What Are IRS Notices?

They are letters the IRS sends you when they think you owe them taxes. There is a specific sequence followed when it comes to the types of letters you receive. Each one proposes interest, penalties, and taxes the Internal Revenue Service says you owe per tax period and each has its own significance.

 

Notice of Deficiency – What is it?

Also referred to as ticket-to-Tax Court, 90-day letter, letter 531, SNOD, CP3219A or Statutory Notice of Deficiency, the Notice of Deficiency is sent due to under-reporting income and the underpayment of tax. You usually receive it about 6 months after filing via certified mail from the IRS. Nevertheless, it may take up to 3 years after filing before you get one.

This first notice gives you significant appeal rights. If you disagree with the IRS, you have 90 days to petition to the U.S. Tax Court (after getting the Notice of Deficiency). This, automatically, gives you extra appeal rights as your case goes to the IRS Office of Appeals. Then, you might be able to skip going to Tax Court and work something out with the IRS.

Or, you could contact your local Taxpayer Advocate Service office and let them assist you in case you have received a Notice of Deficiency in error or feel that your taxpayer rights have been violated. This is also a good option if your financial situation has worsened, causing you financial hardship after getting the Notice of Deficiency or if you have tried to speak with the IRS repeatedly and have not received a response from them. However, this is where getting help from professional tax experts could make a big difference in the outcome.

COLLECTED DATA:
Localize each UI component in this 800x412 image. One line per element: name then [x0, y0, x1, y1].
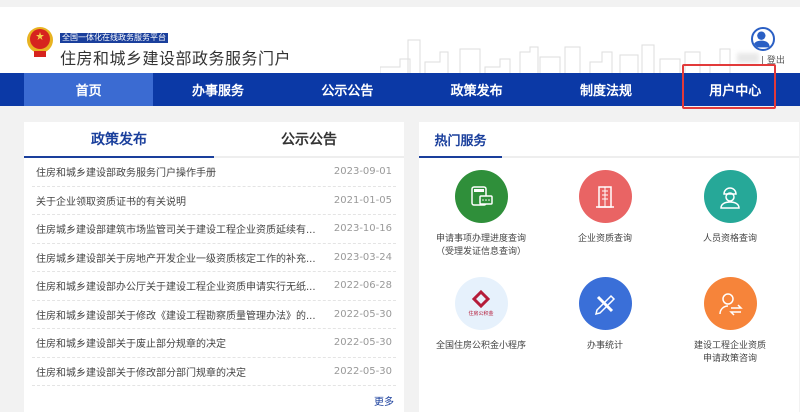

REQUIREMENTS: Revise the passage on IRS notices starting at "What Are IRS" and ending at "you get one.", replacing "certified mail" with "registered mail".

THE OUTPUT:
What Are IRS Notices?

They are letters the IRS sends you when they think you owe them taxes. There is a specific sequence followed when it comes to the types of letters you receive. Each one proposes interest, penalties, and taxes the Internal Revenue Service says you owe per tax period and each has its own significance.

 

Notice of Deficiency – What is it?

Also referred to as ticket-to-Tax Court, 90-day letter, letter 531, SNOD, CP3219A or Statutory Notice of Deficiency, the Notice of Deficiency is sent due to under-reporting income and the underpayment of tax. You usually receive it about 6 months after filing via registered mail from the IRS. Nevertheless, it may take up to 3 years after filing before you get one.